Aim of the exercise.
Pick out each line containing the string "care".

Rows from a figure dataset:
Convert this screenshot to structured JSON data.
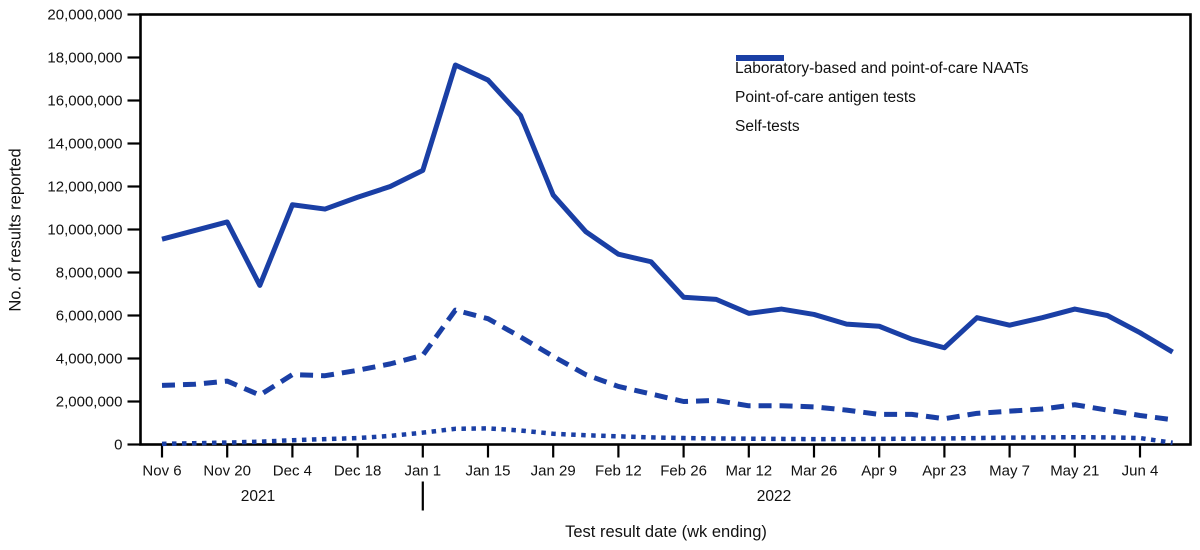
{
  "chart_data": {
    "type": "line",
    "title": "",
    "xlabel": "Test result date (wk ending)",
    "ylabel": "No. of results reported",
    "ylim": [
      0,
      20000000
    ],
    "yticks": [
      0,
      2000000,
      4000000,
      6000000,
      8000000,
      10000000,
      12000000,
      14000000,
      16000000,
      18000000,
      20000000
    ],
    "grid": false,
    "legend_position": "top-right-inside",
    "line_color": "#1a3fa5",
    "era_labels": [
      "2021",
      "2022"
    ],
    "x": [
      "Nov 6",
      "Nov 13",
      "Nov 20",
      "Nov 27",
      "Dec 4",
      "Dec 11",
      "Dec 18",
      "Dec 25",
      "Jan 1",
      "Jan 8",
      "Jan 15",
      "Jan 22",
      "Jan 29",
      "Feb 5",
      "Feb 12",
      "Feb 19",
      "Feb 26",
      "Mar 5",
      "Mar 12",
      "Mar 19",
      "Mar 26",
      "Apr 2",
      "Apr 9",
      "Apr 16",
      "Apr 23",
      "Apr 30",
      "May 7",
      "May 14",
      "May 21",
      "May 28",
      "Jun 4",
      "Jun 11"
    ],
    "x_tick_labels": [
      "Nov 6",
      "Nov 20",
      "Dec 4",
      "Dec 18",
      "Jan 1",
      "Jan 15",
      "Jan 29",
      "Feb 12",
      "Feb 26",
      "Mar 12",
      "Mar 26",
      "Apr 9",
      "Apr 23",
      "May 7",
      "May 21",
      "Jun 4"
    ],
    "series": [
      {
        "id": "naats",
        "name": "Laboratory-based and point-of-care NAATs",
        "style": "solid",
        "values": [
          9550000,
          9950000,
          10350000,
          7400000,
          11150000,
          10950000,
          11500000,
          12000000,
          12750000,
          17650000,
          16950000,
          15300000,
          11600000,
          9900000,
          8850000,
          8500000,
          6850000,
          6750000,
          6100000,
          6300000,
          6050000,
          5600000,
          5500000,
          4900000,
          4500000,
          5900000,
          5550000,
          5900000,
          6300000,
          6000000,
          5200000,
          4300000
        ]
      },
      {
        "id": "antigen",
        "name": "Point-of-care antigen tests",
        "style": "dashed",
        "values": [
          2750000,
          2800000,
          2950000,
          2300000,
          3250000,
          3200000,
          3450000,
          3750000,
          4150000,
          6250000,
          5850000,
          5000000,
          4100000,
          3250000,
          2700000,
          2350000,
          2000000,
          2050000,
          1800000,
          1800000,
          1750000,
          1600000,
          1400000,
          1400000,
          1200000,
          1450000,
          1550000,
          1650000,
          1850000,
          1600000,
          1350000,
          1150000
        ]
      },
      {
        "id": "selftests",
        "name": "Self-tests",
        "style": "dotted",
        "values": [
          30000,
          60000,
          90000,
          130000,
          200000,
          250000,
          300000,
          400000,
          550000,
          730000,
          750000,
          650000,
          500000,
          430000,
          380000,
          330000,
          300000,
          280000,
          270000,
          260000,
          250000,
          250000,
          260000,
          270000,
          280000,
          300000,
          320000,
          330000,
          340000,
          330000,
          300000,
          80000
        ]
      }
    ]
  }
}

Exercise response.
        "name": "Laboratory-based and point-of-care NAATs",
        "name": "Point-of-care antigen tests",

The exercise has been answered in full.